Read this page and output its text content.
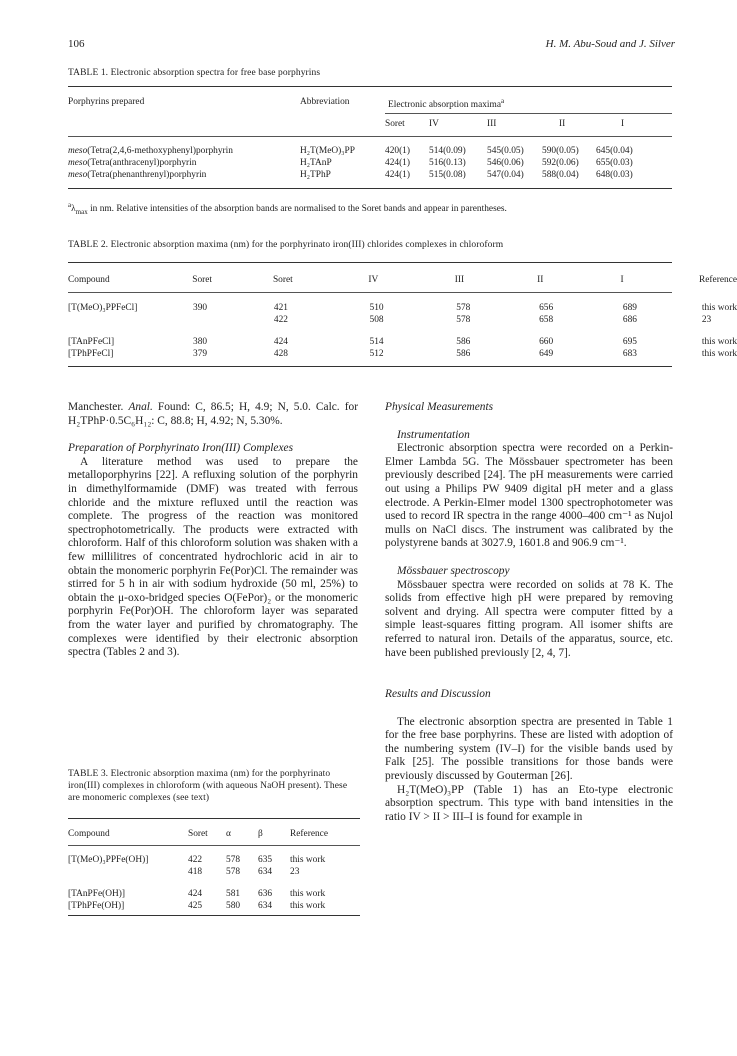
106	H. M. Abu-Soud and J. Silver
TABLE 1. Electronic absorption spectra for free base porphyrins
Porphyrins prepared	Abbreviation	Electronic absorption maxima$^a$
Soret	IV	III	II	I
meso(Tetra(2,4,6-methoxyphenyl)porphyrin	H₂T(MeO)₃PP	420(1)	514(0.09)	545(0.05)	590(0.05)	645(0.04)
meso(Tetra(anthracenyl)porphyrin	H₂TAnP	424(1)	516(0.13)	546(0.06)	592(0.06)	655(0.03)
meso(Tetra(phenanthrenyl)porphyrin	H₂TPhP	424(1)	515(0.08)	547(0.04)	588(0.04)	648(0.03)
$^a\lambda_{max}$ in nm. Relative intensities of the absorption bands are normalised to the Soret bands and appear in parentheses.
TABLE 2. Electronic absorption maxima (nm) for the porphyrinato iron(III) chlorides complexes in chloroform
Compound	Soret	Soret	IV	III	II	I	Reference
[T(MeO)₃PPFeCl]	390	421	510	578	656	689	this work
		422	508	578	658	686	23

[TAnPFeCl]	380	424	514	586	660	695	this work
[TPhPFeCl]	379	428	512	586	649	683	this work

Manchester. Anal. Found: C, 86.5; H, 4.9; N, 5.0. Calc. for H₂TPhP·0.5C₆H₁₂: C, 88.8; H, 4.92; N, 5.30%.

Preparation of Porphyrinato Iron(III) Complexes

A literature method was used to prepare the metalloporphyrins [22]. A refluxing solution of the porphyrin in dimethylformamide (DMF) was treated with ferrous chloride and the mixture refluxed until the reaction was complete. The progress of the reaction was monitored spectrophotometrically. The products were extracted with chloroform. Half of this chloroform solution was shaken with a few millilitres of concentrated hydrochloric acid in air to obtain the monomeric porphyrin Fe(Por)Cl. The remainder was stirred for 5 h in air with sodium hydroxide (50 ml, 25%) to obtain the μ-oxo-bridged species O(FePor)₂ or the monomeric porphyrin Fe(Por)OH. The chloroform layer was separated from the water layer and purified by chromatography. The complexes were identified by their electronic absorption spectra (Tables 2 and 3).

TABLE 3. Electronic absorption maxima (nm) for the porphyrinato iron(III) complexes in chloroform (with aqueous NaOH present). These are monomeric complexes (see text)
Compound	Soret	α	β	Reference
[T(MeO)₃PPFe(OH)]	422	578	635	this work
	418	578	634	23

[TAnPFe(OH)]	424	581	636	this work
[TPhPFe(OH)]	425	580	634	this work
Physical Measurements
Instrumentation

Electronic absorption spectra were recorded on a Perkin-Elmer Lambda 5G. The Mössbauer spectrometer has been previously described [24]. The pH measurements were carried out using a Philips PW 9409 digital pH meter and a glass electrode. A Perkin-Elmer model 1300 spectrophotometer was used to record IR spectra in the range 4000–400 cm⁻¹ as Nujol mulls on NaCl discs. The instrument was calibrated by the polystyrene bands at 3027.9, 1601.8 and 906.9 cm⁻¹.

Mössbauer spectroscopy

Mössbauer spectra were recorded on solids at 78 K. The solids from effective high pH were prepared by removing solvent and drying. All spectra were computer fitted by a simple least-squares fitting program. All isomer shifts are referred to natural iron. Details of the apparatus, source, etc. have been published previously [2, 4, 7].

Results and Discussion

The electronic absorption spectra are presented in Table 1 for the free base porphyrins. These are listed with adoption of the numbering system (IV–I) for the visible bands used by Falk [25]. The possible transitions for those bands were previously discussed by Gouterman [26].

H₂T(MeO)₃PP (Table 1) has an Eto-type electronic absorption spectrum. This type with band intensities in the ratio IV > II > III–I is found for example in
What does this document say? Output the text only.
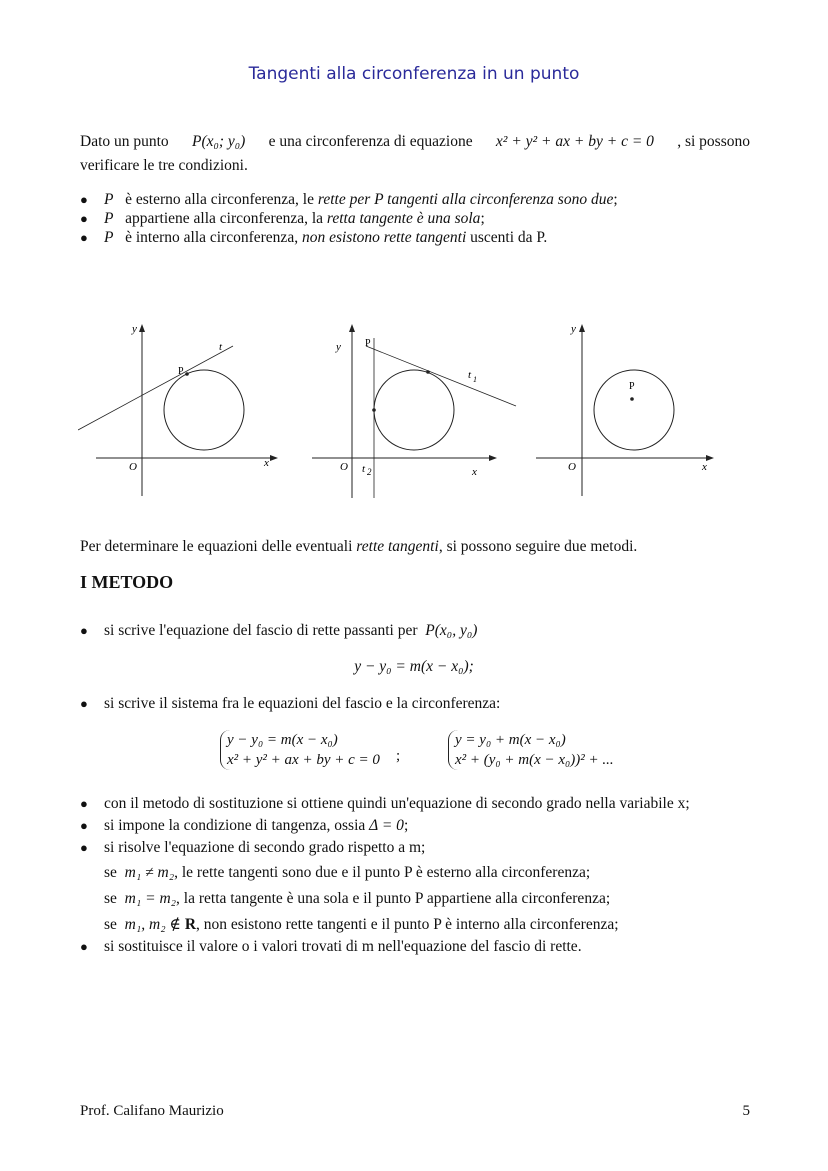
Tangenti alla circonferenza in un punto
Dato un punto P(x₀; y₀) e una circonferenza di equazione x² + y² + ax + by + c = 0 , si possono
verificare le tre condizioni.
● P è esterno alla circonferenza, le rette per P tangenti alla circonferenza sono due;
● P appartiene alla circonferenza, la retta tangente è una sola;
● P è interno alla circonferenza, non esistono rette tangenti uscenti da P.
y
x
O
P
t	y
x
O
P
t 1
t 2
y
x
O
P
Per determinare le equazioni delle eventuali rette tangenti, si possono seguire due metodi.
I METODO
● si scrive l'equazione del fascio di rette passanti per P(x₀, y₀)
y − y₀ = m(x − x₀);
● si scrive il sistema fra le equazioni del fascio e la circonferenza:
y − y₀ = m(x − x₀)
x² + y² + ax + by + c = 0 ;
y = y₀ + m(x − x₀)
x² + (y₀ + m(x − x₀))² + ...
● con il metodo di sostituzione si ottiene quindi un'equazione di secondo grado nella variabile x;
● si impone la condizione di tangenza, ossia Δ = 0;
● si risolve l'equazione di secondo grado rispetto a m;
se m₁ ≠ m₂, le rette tangenti sono due e il punto P è esterno alla circonferenza;
se m₁ = m₂, la retta tangente è una sola e il punto P appartiene alla circonferenza;
se m₁, m₂ ∉ R, non esistono rette tangenti e il punto P è interno alla circonferenza;
● si sostituisce il valore o i valori trovati di m nell'equazione del fascio di rette.
Prof. Califano Maurizio	5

================

#### [WORK INSTRUCTIONS]
Read the entries and pick out all lines that include the word "been".

#### [FINAL ANSWER]
Electronic absorption spectra were recorded on a Perkin-Elmer Lambda 5G. The Mössbauer spectrometer has been previously described [24]. The pH measurements were carried out using a Philips PW 9409 digital pH meter and a glass electrode. A Perkin-Elmer model 1300 spectrophotometer was used to record IR spectra in the range 4000–400 cm⁻¹ as Nujol mulls on NaCl discs. The instrument was calibrated by the polystyrene bands at 3027.9, 1601.8 and 906.9 cm⁻¹.
Mössbauer spectra were recorded on solids at 78 K. The solids from effective high pH were prepared by removing solvent and drying. All spectra were computer fitted by a simple least-squares fitting program. All isomer shifts are referred to natural iron. Details of the apparatus, source, etc. have been published previously [2, 4, 7].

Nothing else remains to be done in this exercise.